(Data excerpts)
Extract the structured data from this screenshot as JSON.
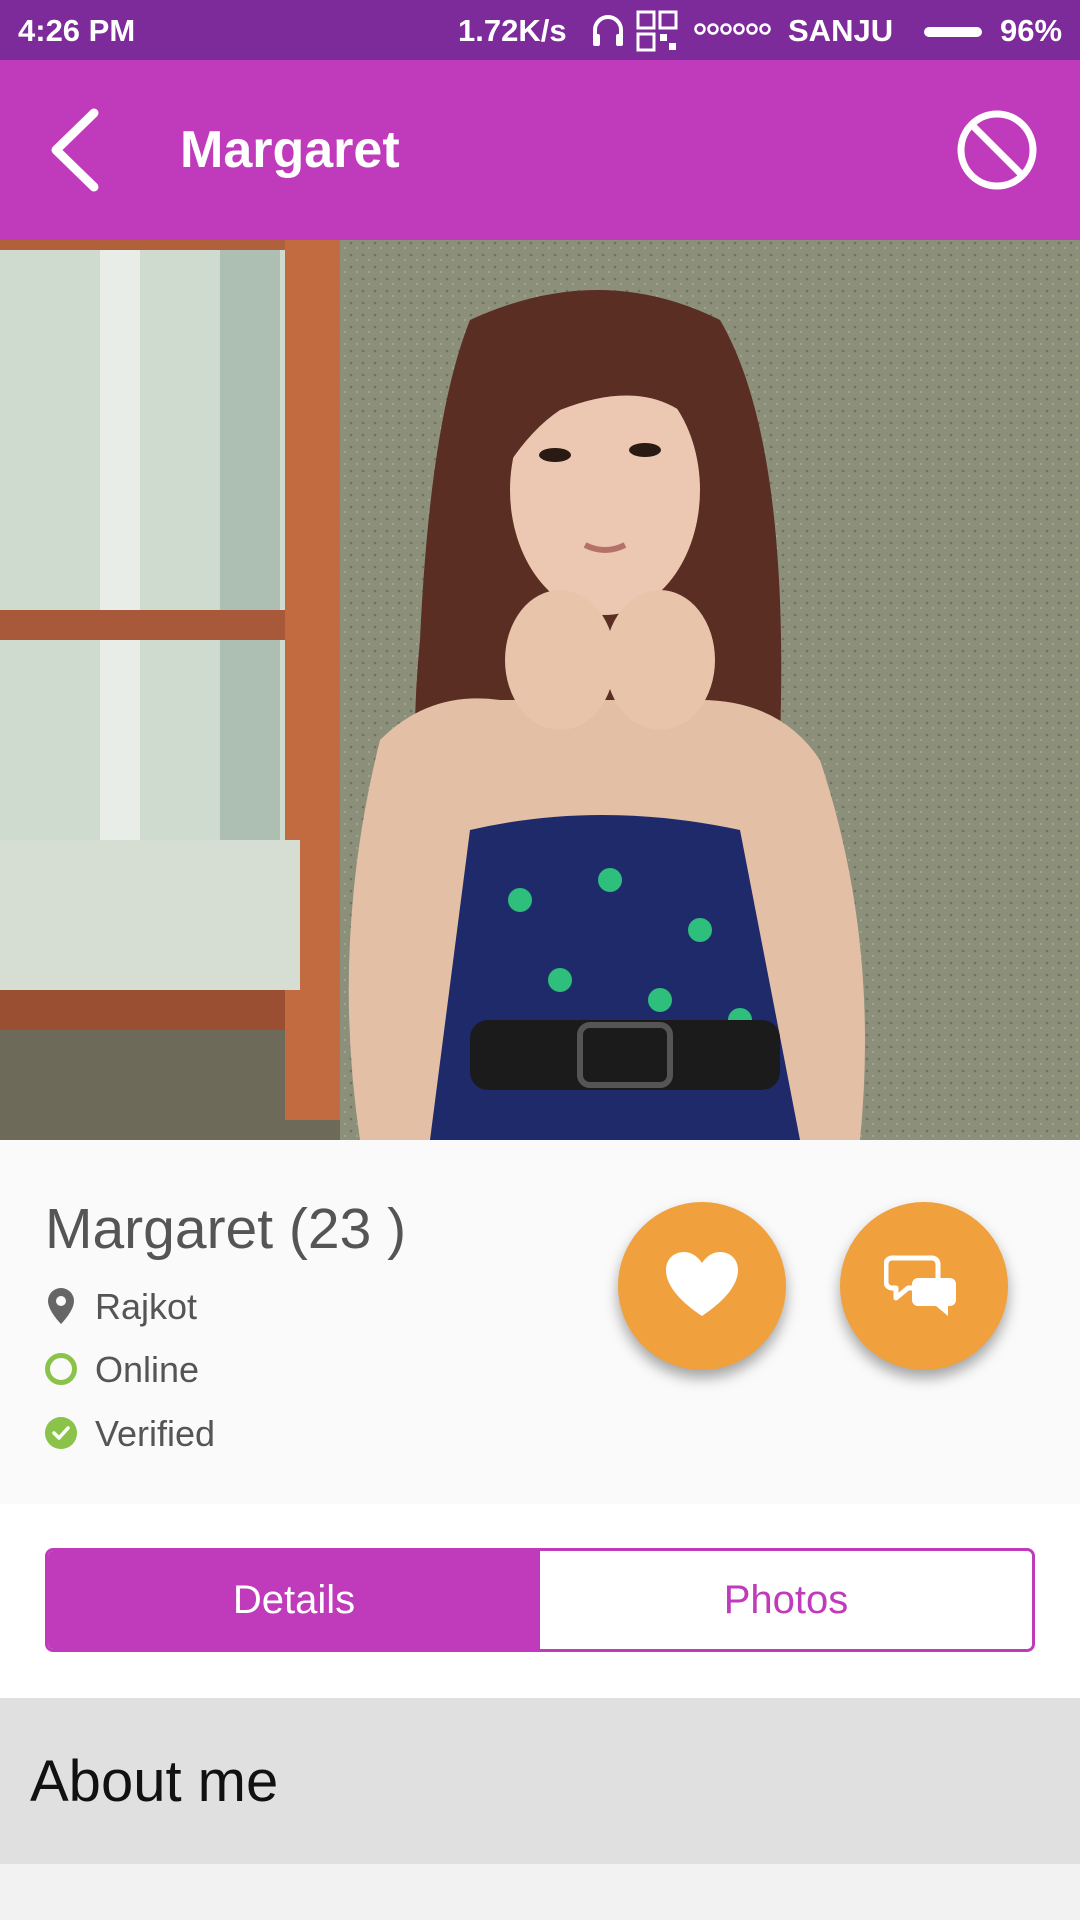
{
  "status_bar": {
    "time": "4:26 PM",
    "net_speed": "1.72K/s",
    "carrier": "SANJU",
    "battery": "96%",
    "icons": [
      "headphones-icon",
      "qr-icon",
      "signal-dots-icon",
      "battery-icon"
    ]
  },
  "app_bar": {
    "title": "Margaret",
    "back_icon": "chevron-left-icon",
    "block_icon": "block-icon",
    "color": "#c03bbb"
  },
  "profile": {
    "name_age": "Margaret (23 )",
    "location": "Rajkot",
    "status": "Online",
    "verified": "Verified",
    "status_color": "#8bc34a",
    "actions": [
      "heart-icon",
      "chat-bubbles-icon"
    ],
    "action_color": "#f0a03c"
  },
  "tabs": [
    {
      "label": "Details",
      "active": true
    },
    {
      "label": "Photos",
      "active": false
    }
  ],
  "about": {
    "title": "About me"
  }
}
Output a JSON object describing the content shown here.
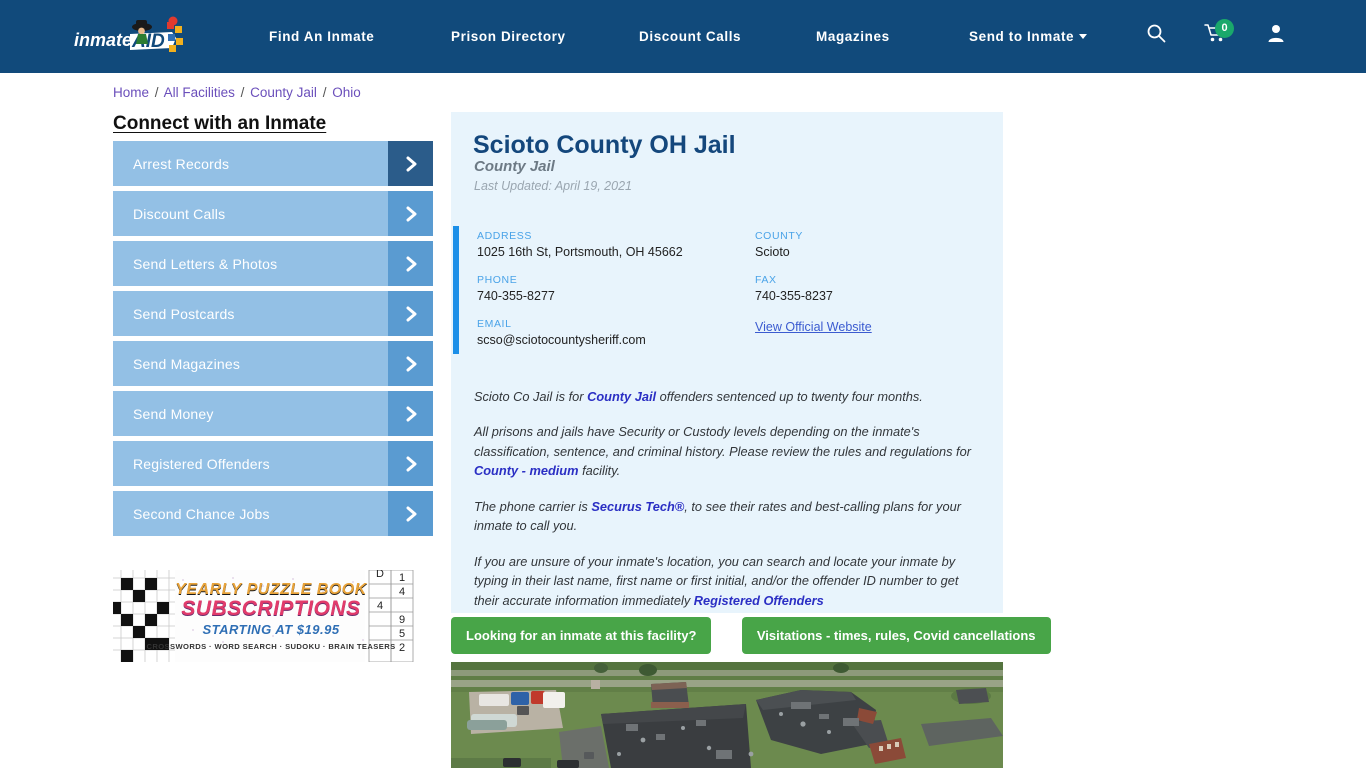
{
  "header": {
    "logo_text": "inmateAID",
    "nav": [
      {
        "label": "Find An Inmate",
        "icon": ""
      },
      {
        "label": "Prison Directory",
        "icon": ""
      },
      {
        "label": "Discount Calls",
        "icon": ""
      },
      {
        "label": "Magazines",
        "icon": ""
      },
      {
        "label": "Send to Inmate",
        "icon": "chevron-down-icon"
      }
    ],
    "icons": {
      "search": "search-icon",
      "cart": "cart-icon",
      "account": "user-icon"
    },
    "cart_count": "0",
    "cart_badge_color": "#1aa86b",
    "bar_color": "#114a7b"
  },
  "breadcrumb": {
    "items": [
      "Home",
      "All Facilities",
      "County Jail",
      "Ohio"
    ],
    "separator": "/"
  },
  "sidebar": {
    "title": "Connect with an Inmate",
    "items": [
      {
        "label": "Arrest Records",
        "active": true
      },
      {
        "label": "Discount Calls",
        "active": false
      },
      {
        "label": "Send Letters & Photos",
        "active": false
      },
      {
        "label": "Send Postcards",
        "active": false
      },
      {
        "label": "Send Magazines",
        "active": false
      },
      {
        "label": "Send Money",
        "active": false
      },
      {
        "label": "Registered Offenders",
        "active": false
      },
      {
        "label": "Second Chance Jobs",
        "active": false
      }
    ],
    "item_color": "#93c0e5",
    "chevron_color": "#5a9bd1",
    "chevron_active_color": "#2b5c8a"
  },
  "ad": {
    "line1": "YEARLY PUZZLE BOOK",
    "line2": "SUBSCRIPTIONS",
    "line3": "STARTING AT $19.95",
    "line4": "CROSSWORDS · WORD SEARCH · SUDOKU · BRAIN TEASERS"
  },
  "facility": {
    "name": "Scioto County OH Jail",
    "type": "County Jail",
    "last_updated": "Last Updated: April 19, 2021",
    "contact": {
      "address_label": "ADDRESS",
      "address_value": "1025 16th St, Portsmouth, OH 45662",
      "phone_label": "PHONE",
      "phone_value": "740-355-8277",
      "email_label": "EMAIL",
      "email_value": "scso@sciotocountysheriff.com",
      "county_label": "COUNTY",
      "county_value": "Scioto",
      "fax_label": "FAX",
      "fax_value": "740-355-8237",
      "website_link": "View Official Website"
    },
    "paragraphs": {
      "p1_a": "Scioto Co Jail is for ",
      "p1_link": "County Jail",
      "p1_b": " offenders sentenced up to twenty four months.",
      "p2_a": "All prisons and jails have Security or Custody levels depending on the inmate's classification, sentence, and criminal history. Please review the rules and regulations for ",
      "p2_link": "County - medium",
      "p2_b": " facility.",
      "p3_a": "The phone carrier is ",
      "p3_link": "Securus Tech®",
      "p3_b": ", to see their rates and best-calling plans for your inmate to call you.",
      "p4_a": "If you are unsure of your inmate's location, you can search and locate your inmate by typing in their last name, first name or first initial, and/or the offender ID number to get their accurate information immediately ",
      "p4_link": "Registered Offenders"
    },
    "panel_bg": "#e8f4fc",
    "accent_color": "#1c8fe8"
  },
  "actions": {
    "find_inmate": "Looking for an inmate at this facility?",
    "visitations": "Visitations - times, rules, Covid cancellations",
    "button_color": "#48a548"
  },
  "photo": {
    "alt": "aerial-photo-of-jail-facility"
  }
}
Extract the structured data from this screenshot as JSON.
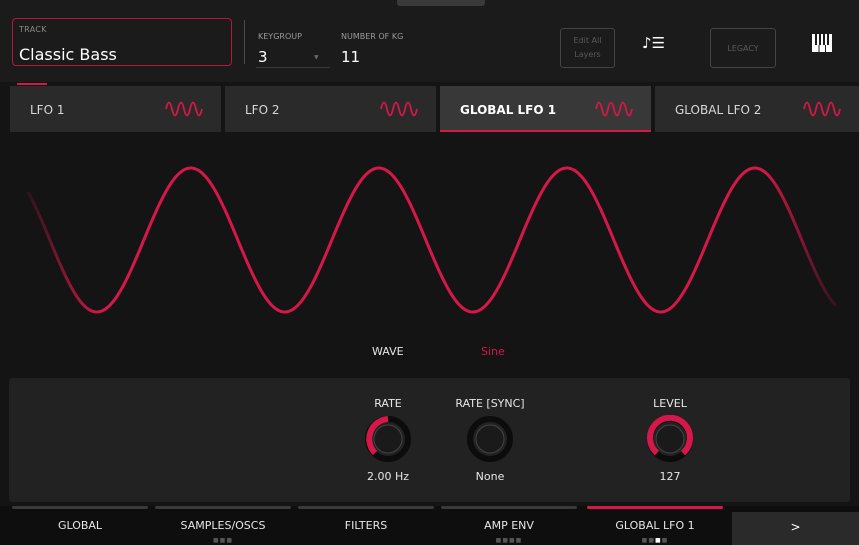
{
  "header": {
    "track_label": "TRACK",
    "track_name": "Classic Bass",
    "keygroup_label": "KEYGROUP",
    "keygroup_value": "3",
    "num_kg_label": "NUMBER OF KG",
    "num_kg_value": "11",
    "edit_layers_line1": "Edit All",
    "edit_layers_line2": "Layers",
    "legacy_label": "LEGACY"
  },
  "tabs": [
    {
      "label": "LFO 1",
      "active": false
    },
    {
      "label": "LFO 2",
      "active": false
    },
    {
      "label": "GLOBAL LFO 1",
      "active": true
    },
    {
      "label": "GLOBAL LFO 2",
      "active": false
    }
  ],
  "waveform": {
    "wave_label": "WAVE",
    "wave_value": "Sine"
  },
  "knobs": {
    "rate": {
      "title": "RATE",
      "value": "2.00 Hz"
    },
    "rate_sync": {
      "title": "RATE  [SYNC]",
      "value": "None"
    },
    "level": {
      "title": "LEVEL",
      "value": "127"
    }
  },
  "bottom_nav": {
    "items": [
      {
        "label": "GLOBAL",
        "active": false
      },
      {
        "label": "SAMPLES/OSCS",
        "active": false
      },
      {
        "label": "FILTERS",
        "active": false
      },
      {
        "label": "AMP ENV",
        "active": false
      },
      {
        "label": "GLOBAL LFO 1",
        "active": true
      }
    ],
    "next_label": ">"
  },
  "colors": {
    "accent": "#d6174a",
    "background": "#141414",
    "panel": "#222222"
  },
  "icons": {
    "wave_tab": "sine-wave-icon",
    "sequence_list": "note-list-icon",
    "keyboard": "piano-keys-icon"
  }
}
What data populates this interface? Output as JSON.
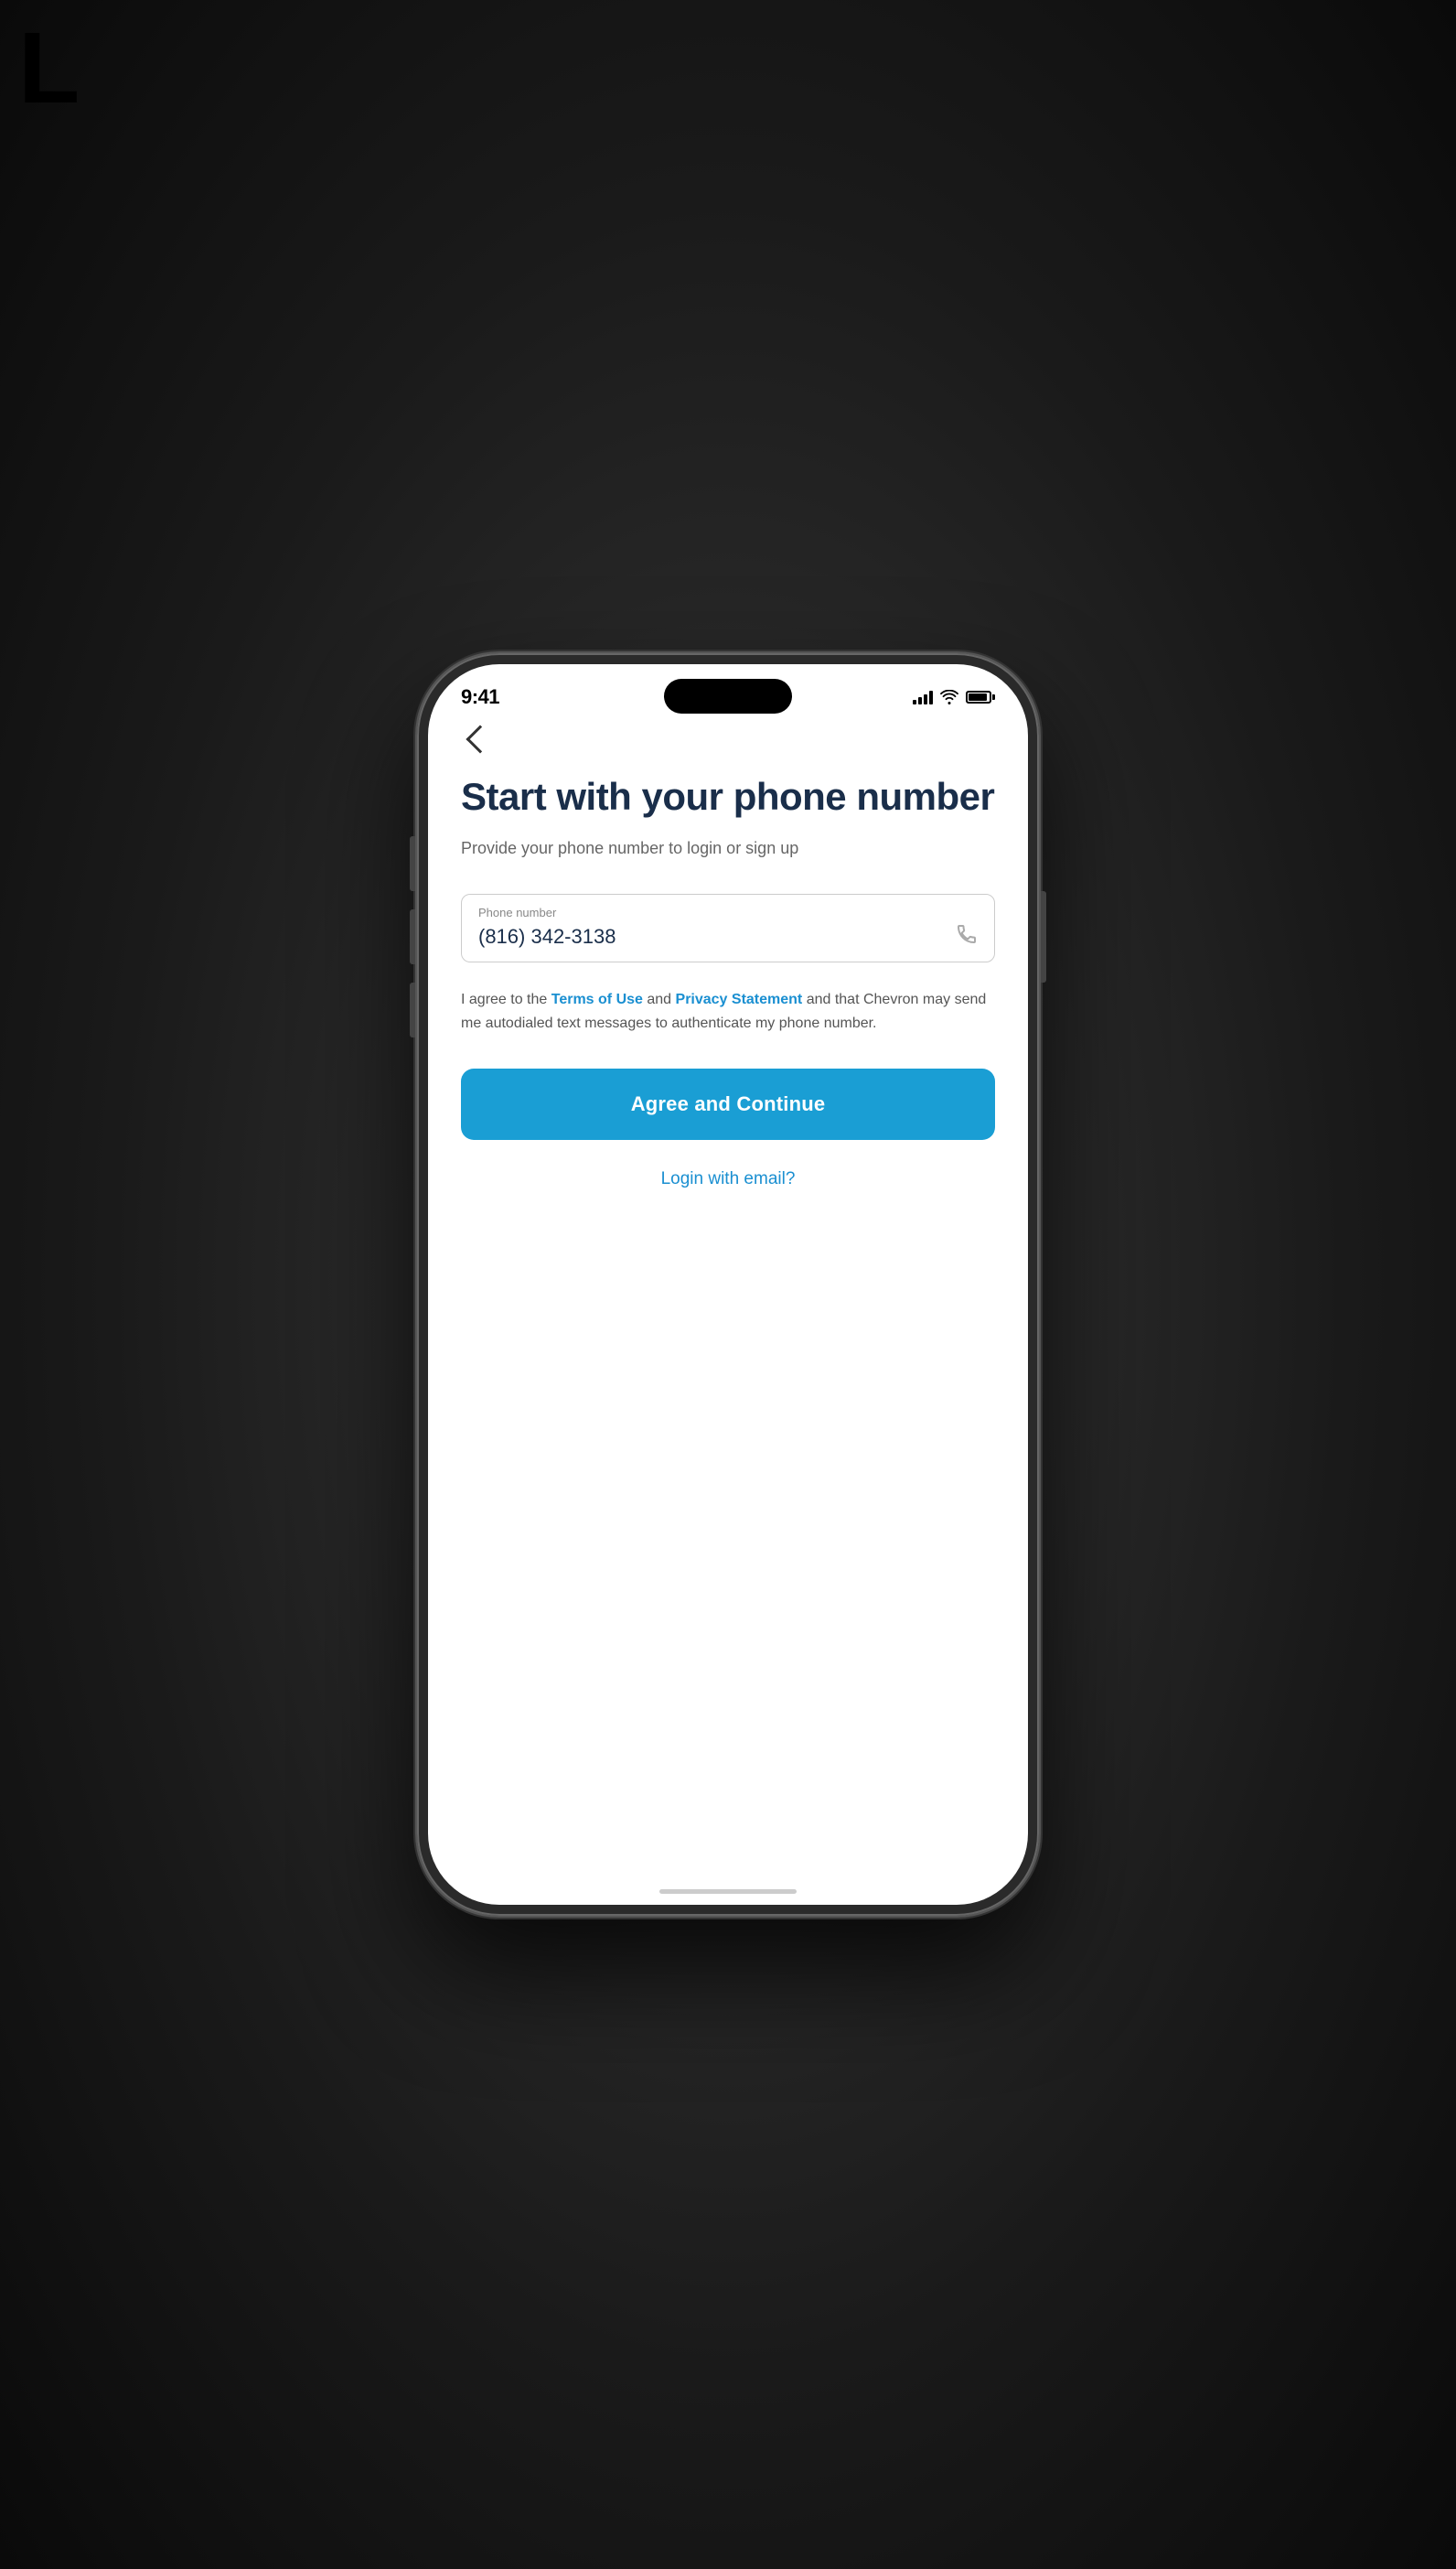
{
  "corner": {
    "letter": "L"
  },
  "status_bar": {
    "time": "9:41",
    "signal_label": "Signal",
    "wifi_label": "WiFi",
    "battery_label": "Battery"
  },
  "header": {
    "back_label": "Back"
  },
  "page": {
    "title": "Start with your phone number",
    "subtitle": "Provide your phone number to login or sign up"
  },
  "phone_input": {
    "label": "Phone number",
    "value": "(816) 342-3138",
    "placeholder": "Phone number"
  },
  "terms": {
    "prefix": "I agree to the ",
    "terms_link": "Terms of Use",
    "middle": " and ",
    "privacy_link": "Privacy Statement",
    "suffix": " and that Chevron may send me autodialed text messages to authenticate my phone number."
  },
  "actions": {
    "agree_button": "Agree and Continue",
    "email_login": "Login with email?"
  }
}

Objective — Scan the entries above. Copy each line that has the string "facility".

Full answer —
  "facility": {
      "p2_b": " facility.",
    "find_inmate": "Looking for an inmate at this facility?",
    "alt": "aerial-photo-of-jail-facility"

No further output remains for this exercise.